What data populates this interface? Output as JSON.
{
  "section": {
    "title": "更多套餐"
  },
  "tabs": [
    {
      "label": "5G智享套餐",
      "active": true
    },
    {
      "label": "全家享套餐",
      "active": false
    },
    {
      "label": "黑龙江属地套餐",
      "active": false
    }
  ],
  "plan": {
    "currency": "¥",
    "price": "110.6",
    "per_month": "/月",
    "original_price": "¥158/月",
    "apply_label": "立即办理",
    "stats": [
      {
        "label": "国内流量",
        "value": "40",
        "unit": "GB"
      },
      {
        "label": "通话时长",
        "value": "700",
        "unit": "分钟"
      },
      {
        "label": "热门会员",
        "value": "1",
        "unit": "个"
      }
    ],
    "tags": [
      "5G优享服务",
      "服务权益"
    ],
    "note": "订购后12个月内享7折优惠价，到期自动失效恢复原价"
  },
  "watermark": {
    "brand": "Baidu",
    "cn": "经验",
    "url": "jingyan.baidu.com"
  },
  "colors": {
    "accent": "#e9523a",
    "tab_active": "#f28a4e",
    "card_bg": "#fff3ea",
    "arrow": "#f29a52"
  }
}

● ● ●

**EXERCISE REQUIREMENTS:**
Reproduce each entry exactly, leaving out nothing.

**TASK OUTPUT:**
What data populates this interface? Output as JSON.
{
  "section": {
    "title": "更多套餐"
  },
  "tabs": [
    {
      "label": "5G智享套餐",
      "active": true
    },
    {
      "label": "全家享套餐",
      "active": false
    },
    {
      "label": "黑龙江属地套餐",
      "active": false
    }
  ],
  "plan": {
    "currency": "¥",
    "price": "110.6",
    "per_month": "/月",
    "original_price": "¥158/月",
    "apply_label": "立即办理",
    "stats": [
      {
        "label": "国内流量",
        "value": "40",
        "unit": "GB"
      },
      {
        "label": "通话时长",
        "value": "700",
        "unit": "分钟"
      },
      {
        "label": "热门会员",
        "value": "1",
        "unit": "个"
      }
    ],
    "tags": [
      "5G优享服务",
      "服务权益"
    ],
    "note": "订购后12个月内享7折优惠价，到期自动失效恢复原价"
  },
  "watermark": {
    "brand": "Baidu",
    "cn": "经验",
    "url": "jingyan.baidu.com"
  },
  "colors": {
    "accent": "#e9523a",
    "tab_active": "#f28a4e",
    "card_bg": "#fff3ea",
    "arrow": "#f29a52"
  }
}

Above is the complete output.